*Stored entries:*
=======
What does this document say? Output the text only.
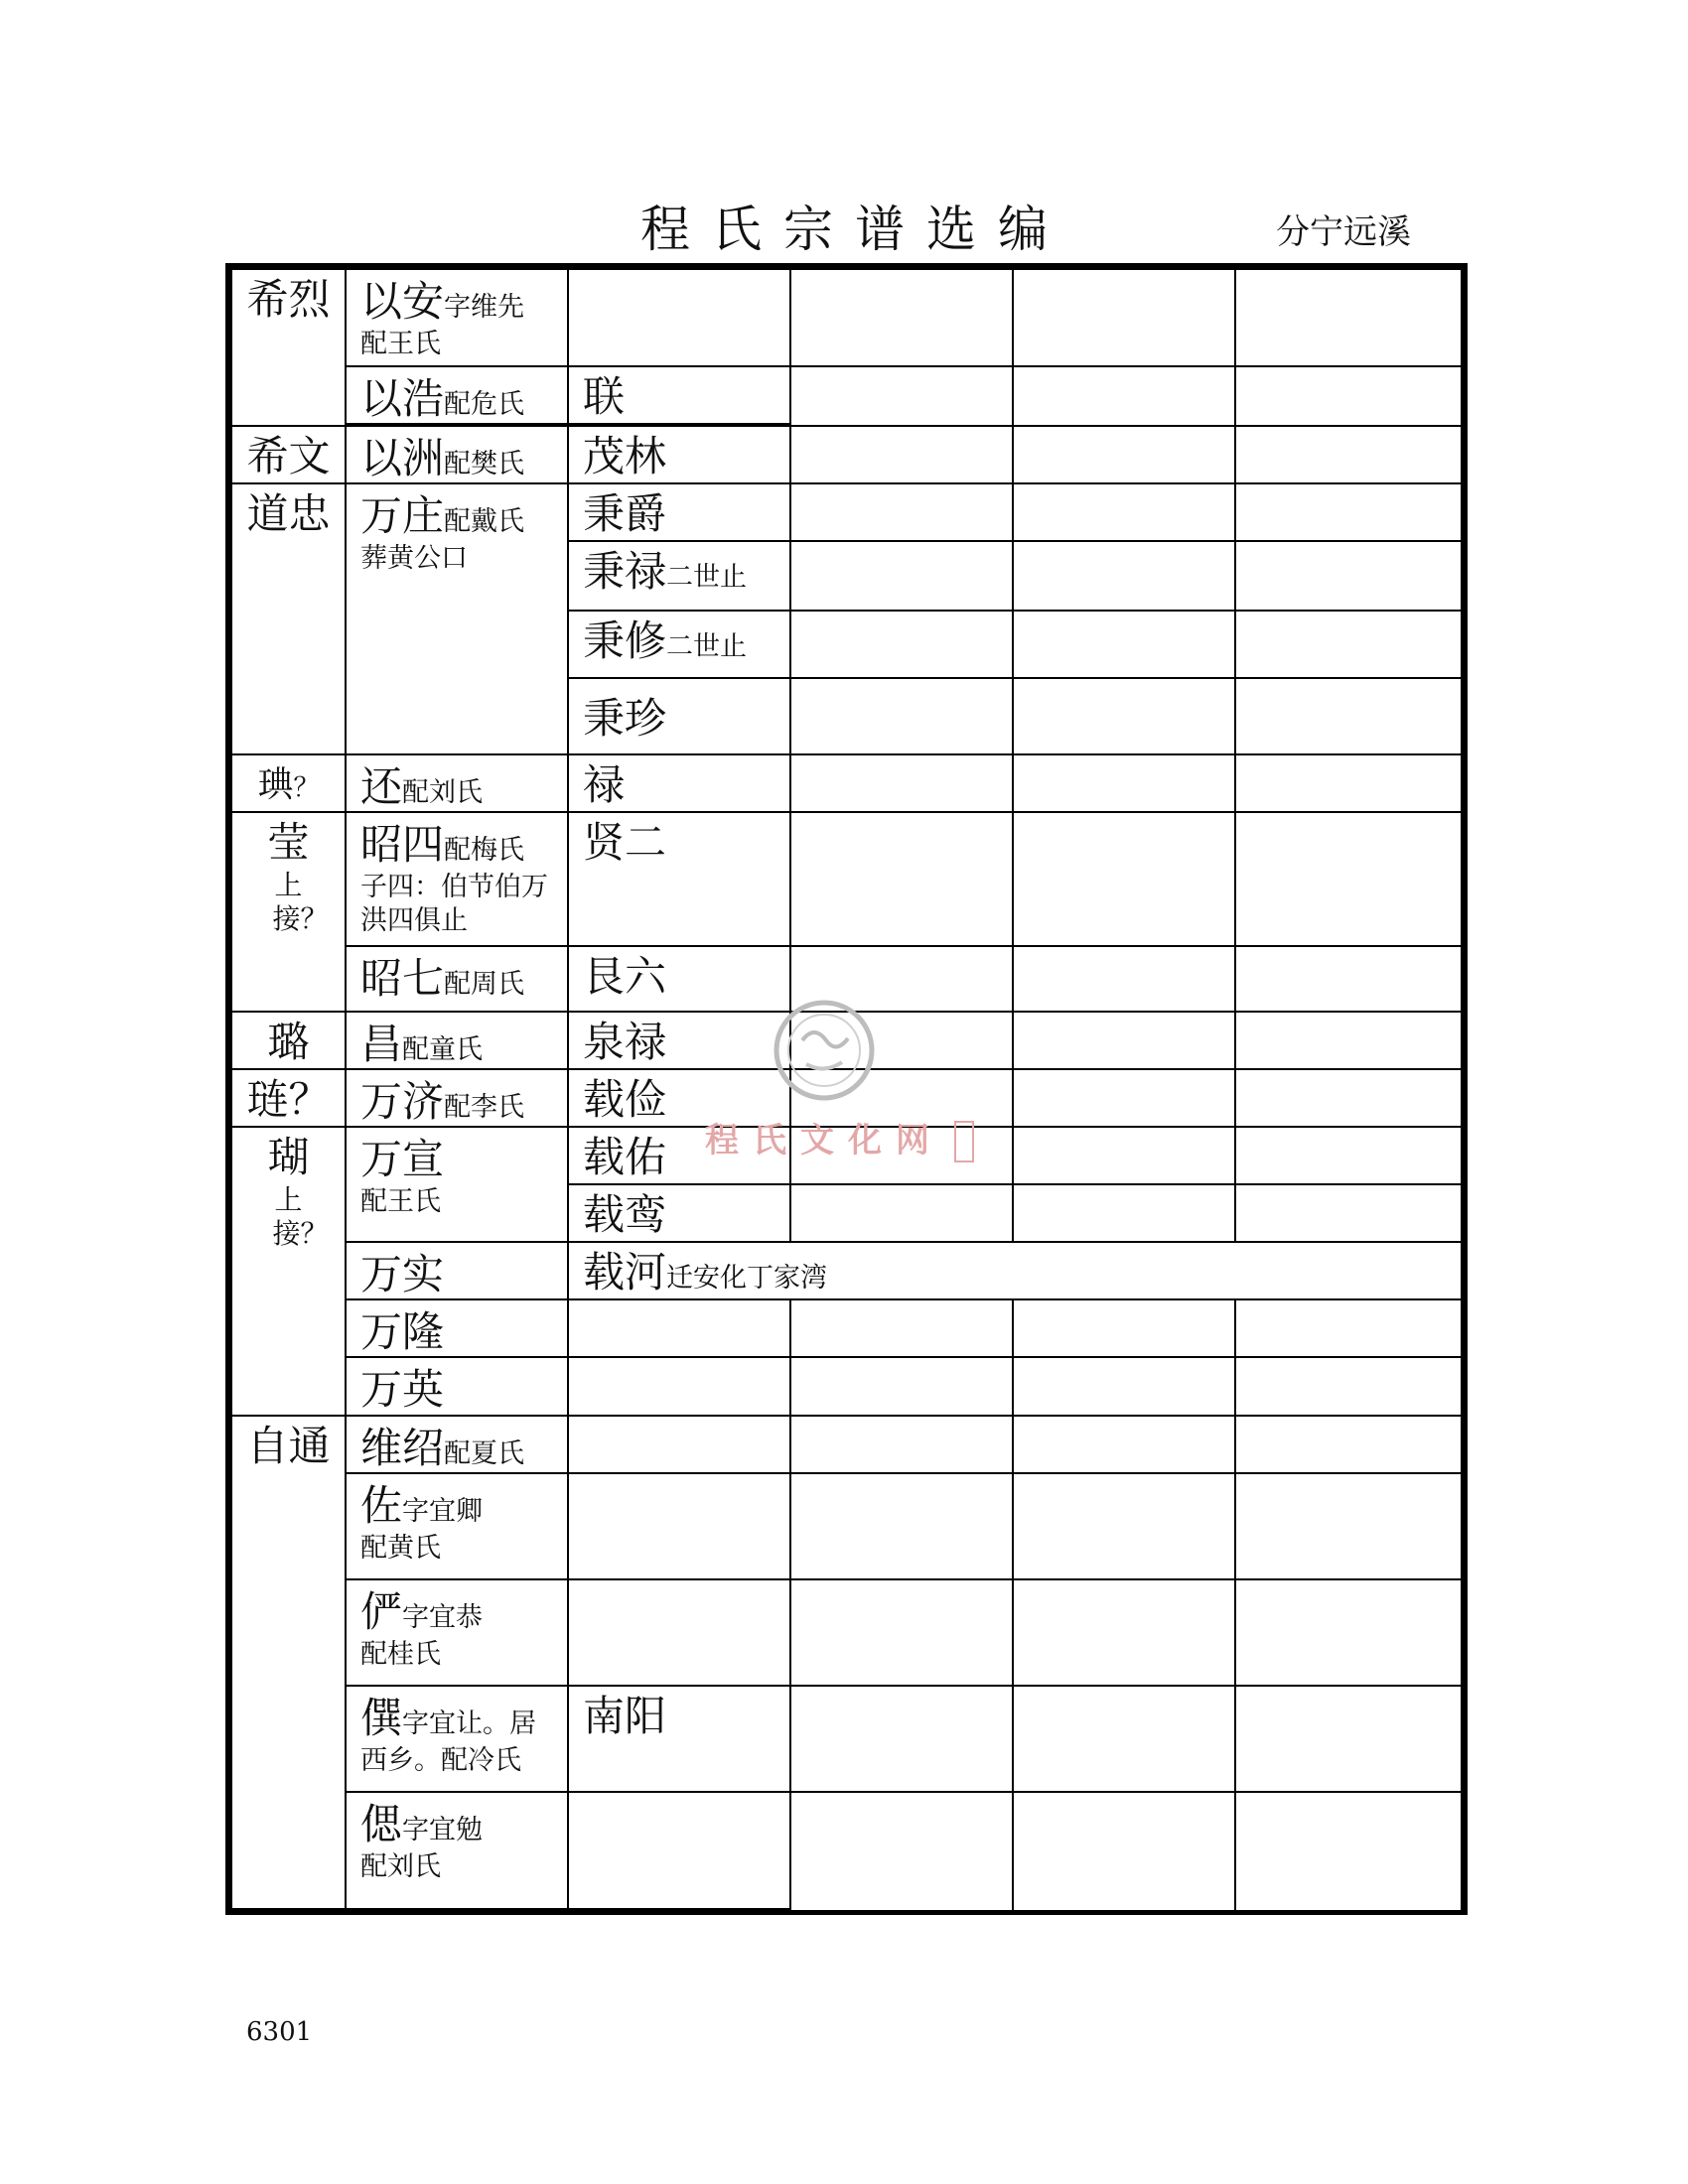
程氏宗谱选编	分宁远溪
希烈
希文
道忠
琠？
莹
上接？
璐
琏？
瑚
上接？
自通
以安字维先
配王氏
以浩配危氏
以洲配樊氏
万庄配戴氏
葬黄公口
还配刘氏
昭四配梅氏
子四：伯节伯万洪四俱止
昭七配周氏
昌配童氏
万济配李氏
万宣
配王氏
万实
万隆
万英
维绍配夏氏
佐字宜卿
配黄氏
俨字宜恭
配桂氏
僎字宜让。居
西乡。配冷氏
偲字宜勉
配刘氏
联
茂林
秉爵
秉禄二世止
秉修二世止
秉珍
禄
贤二
艮六
泉禄
载俭
载佑
载鸾
载河迁安化丁家湾
南阳
程氏文化网
6301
=======
*Given task:* Using the material above, return every line exactly as it appears, minus the pictures.

*Final result:*
What does this document say? Output the text only.
程氏宗谱选编	分宁远溪
希烈
希文
道忠
琠？
莹
上接？
璐
琏？
瑚
上接？
自通
以安字维先
配王氏
以浩配危氏
以洲配樊氏
万庄配戴氏
葬黄公口
还配刘氏
昭四配梅氏
子四：伯节伯万洪四俱止
昭七配周氏
昌配童氏
万济配李氏
万宣
配王氏
万实
万隆
万英
维绍配夏氏
佐字宜卿
配黄氏
俨字宜恭
配桂氏
僎字宜让。居
西乡。配冷氏
偲字宜勉
配刘氏
联
茂林
秉爵
秉禄二世止
秉修二世止
秉珍
禄
贤二
艮六
泉禄
载俭
载佑
载鸾
载河迁安化丁家湾
南阳
程氏文化网
6301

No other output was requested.